• **AIM**
Read through the records below and copy each line that uses the word "Masturbação".

* * * * * * * * *

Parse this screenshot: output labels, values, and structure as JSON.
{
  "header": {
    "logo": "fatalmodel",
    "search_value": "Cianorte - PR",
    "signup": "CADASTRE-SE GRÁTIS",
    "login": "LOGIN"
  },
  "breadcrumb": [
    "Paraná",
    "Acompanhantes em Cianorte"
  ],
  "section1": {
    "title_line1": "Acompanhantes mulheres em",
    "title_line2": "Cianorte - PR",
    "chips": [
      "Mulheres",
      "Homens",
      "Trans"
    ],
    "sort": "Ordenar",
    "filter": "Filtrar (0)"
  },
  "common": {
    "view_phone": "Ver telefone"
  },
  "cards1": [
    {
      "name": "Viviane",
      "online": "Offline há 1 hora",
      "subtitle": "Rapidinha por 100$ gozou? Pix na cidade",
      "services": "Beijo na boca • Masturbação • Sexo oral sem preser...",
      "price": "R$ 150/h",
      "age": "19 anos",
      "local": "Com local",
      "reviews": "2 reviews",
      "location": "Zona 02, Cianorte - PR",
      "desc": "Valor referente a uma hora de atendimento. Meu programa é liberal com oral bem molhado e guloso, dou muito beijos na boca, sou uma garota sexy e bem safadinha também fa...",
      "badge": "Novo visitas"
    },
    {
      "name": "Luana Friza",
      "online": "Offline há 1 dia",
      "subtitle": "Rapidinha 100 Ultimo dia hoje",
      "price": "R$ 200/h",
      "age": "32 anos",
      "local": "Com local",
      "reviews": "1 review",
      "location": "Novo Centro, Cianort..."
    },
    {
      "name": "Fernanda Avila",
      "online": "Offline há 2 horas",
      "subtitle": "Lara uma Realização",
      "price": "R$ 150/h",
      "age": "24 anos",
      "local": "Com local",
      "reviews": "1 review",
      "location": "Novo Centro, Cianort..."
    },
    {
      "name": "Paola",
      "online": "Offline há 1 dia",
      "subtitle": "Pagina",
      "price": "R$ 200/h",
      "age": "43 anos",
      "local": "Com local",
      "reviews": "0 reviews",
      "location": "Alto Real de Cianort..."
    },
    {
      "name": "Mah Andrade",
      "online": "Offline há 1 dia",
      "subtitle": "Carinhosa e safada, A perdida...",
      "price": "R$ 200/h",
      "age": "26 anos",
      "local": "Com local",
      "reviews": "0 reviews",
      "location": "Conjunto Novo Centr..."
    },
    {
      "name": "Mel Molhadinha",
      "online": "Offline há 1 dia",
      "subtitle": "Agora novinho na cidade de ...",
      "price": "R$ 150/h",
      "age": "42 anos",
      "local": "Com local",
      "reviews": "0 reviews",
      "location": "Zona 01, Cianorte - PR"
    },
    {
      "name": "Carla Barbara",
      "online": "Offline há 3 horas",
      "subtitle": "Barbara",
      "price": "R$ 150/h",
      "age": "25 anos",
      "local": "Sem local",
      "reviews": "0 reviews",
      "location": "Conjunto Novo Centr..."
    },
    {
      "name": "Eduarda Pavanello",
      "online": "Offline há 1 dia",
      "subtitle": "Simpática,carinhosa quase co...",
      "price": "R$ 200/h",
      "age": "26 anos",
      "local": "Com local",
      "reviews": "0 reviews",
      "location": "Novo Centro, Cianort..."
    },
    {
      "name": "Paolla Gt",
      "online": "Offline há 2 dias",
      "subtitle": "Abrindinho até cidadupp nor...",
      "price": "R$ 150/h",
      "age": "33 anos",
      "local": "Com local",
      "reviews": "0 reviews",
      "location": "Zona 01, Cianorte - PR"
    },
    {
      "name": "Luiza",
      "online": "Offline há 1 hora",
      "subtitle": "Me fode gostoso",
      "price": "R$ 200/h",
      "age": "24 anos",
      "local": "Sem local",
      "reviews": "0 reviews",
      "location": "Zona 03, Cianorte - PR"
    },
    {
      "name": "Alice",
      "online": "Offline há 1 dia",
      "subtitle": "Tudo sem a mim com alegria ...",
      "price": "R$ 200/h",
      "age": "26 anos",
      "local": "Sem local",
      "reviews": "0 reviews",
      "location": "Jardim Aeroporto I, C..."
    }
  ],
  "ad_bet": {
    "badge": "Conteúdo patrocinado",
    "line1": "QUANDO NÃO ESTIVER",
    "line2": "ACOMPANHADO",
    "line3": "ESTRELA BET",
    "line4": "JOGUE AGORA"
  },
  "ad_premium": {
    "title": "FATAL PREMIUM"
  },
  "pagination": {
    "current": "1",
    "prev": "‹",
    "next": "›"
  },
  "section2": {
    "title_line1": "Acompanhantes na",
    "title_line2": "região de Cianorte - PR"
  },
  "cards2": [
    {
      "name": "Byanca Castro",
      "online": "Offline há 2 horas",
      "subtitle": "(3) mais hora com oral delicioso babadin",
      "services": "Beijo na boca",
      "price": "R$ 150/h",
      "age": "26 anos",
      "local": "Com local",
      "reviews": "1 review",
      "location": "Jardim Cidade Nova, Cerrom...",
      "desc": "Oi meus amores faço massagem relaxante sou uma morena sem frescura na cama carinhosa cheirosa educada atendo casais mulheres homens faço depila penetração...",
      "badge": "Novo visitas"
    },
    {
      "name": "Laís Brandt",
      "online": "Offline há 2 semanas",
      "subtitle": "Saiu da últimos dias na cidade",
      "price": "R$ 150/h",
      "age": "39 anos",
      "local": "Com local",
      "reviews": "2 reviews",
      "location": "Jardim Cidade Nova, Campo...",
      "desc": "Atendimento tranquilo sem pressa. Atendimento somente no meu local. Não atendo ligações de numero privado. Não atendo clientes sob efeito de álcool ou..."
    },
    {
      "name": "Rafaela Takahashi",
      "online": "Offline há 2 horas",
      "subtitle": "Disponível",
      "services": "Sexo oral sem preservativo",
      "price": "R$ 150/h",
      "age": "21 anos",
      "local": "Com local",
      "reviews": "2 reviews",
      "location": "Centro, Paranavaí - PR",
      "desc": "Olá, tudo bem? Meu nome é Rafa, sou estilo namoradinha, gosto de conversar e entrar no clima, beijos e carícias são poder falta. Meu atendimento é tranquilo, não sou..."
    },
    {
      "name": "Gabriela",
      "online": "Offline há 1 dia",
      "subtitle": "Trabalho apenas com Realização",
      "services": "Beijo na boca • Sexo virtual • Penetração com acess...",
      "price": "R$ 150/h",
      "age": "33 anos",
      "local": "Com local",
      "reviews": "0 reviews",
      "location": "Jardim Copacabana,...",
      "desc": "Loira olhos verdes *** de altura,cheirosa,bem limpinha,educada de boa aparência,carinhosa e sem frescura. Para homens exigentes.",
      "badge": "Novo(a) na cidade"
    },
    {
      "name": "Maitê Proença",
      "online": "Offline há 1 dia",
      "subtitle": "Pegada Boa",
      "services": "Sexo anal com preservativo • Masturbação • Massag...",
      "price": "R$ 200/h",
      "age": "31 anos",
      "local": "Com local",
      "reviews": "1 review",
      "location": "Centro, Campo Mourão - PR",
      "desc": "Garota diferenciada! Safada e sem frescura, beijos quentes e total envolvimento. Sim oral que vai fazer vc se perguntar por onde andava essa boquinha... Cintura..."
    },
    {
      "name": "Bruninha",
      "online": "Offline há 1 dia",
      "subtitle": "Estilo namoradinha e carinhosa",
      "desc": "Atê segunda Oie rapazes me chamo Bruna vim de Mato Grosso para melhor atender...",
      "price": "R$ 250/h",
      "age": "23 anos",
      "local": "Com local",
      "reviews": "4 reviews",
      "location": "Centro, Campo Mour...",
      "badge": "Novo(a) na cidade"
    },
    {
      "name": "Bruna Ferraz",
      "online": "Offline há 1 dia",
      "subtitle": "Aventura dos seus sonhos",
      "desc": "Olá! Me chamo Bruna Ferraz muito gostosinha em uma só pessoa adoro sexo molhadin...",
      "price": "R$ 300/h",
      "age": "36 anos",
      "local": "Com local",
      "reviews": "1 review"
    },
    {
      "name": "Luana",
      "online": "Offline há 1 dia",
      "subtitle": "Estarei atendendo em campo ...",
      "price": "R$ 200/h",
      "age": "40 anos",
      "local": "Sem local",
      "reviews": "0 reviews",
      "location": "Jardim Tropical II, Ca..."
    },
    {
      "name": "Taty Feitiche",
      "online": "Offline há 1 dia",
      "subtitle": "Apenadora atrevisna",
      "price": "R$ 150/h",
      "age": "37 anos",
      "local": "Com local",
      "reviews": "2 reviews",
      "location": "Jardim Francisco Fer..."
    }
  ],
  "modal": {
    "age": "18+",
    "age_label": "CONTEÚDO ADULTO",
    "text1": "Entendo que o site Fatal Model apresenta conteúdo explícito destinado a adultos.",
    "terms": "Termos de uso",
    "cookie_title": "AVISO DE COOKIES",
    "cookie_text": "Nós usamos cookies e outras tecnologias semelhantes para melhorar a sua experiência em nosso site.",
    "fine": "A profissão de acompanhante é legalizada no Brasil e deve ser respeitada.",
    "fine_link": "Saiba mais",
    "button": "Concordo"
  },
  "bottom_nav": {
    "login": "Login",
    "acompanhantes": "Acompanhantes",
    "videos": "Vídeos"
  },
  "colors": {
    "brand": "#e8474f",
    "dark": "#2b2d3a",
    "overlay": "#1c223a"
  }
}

* * * * * * * * *

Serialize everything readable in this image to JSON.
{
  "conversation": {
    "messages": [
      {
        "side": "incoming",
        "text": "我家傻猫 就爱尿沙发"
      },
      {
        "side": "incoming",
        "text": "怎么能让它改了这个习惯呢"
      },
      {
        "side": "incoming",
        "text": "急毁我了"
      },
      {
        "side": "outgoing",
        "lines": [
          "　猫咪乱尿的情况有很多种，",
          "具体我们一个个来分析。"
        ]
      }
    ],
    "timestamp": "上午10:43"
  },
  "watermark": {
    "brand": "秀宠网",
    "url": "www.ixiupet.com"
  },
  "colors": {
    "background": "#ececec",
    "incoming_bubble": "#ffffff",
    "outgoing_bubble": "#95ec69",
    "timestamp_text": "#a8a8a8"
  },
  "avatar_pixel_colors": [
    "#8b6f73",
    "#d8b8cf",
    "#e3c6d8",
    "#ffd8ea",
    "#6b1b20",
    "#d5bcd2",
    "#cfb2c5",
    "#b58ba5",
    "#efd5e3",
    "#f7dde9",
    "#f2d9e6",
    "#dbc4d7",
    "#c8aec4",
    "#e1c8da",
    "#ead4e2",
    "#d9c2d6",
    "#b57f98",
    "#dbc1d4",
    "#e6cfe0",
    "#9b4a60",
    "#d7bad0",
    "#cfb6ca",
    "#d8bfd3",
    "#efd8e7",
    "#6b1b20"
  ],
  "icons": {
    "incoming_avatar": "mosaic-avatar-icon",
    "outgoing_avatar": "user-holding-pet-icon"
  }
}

* * * * * * * * *

• **EXERCISE ANSWER**
      "services": "Beijo na boca • Masturbação • Sexo oral sem preser...",
      "services": "Sexo anal com preservativo • Masturbação • Massag...",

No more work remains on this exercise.